◆ SOURCE MATERIAL:
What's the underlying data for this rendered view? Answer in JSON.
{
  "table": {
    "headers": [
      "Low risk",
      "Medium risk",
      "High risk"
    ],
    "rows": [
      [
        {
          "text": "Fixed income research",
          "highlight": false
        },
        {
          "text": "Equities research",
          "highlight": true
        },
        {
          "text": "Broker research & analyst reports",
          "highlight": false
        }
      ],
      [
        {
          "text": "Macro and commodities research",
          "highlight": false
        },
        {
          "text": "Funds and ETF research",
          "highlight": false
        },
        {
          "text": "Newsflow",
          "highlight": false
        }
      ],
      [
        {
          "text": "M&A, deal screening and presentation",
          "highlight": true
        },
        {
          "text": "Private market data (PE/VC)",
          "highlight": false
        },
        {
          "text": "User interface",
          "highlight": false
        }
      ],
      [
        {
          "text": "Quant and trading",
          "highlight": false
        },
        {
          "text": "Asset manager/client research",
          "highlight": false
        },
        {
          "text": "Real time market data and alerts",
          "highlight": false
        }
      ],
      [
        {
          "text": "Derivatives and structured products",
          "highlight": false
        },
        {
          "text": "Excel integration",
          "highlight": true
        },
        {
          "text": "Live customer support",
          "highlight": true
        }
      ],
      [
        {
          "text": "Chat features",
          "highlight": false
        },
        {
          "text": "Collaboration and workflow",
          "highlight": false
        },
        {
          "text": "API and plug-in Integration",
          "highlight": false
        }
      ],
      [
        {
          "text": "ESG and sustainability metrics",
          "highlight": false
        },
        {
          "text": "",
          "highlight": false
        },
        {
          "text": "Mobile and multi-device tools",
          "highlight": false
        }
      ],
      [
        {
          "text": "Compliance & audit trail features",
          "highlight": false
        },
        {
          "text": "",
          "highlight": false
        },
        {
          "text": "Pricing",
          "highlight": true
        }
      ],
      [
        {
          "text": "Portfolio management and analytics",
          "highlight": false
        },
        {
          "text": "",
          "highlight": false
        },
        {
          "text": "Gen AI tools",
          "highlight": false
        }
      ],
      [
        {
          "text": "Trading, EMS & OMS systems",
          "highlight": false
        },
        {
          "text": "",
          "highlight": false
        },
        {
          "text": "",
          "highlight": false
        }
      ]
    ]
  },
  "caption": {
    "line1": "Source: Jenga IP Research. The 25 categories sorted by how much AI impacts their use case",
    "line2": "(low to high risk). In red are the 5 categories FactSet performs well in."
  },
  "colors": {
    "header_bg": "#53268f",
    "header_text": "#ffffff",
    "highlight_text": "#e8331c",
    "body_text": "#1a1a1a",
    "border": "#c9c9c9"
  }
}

◆ AIM OF THE TASK:
Going through the data above, count the lines where the string "tools" appears, and answer with only that number.

◆ RESULT OF THIS EXERCISE:
2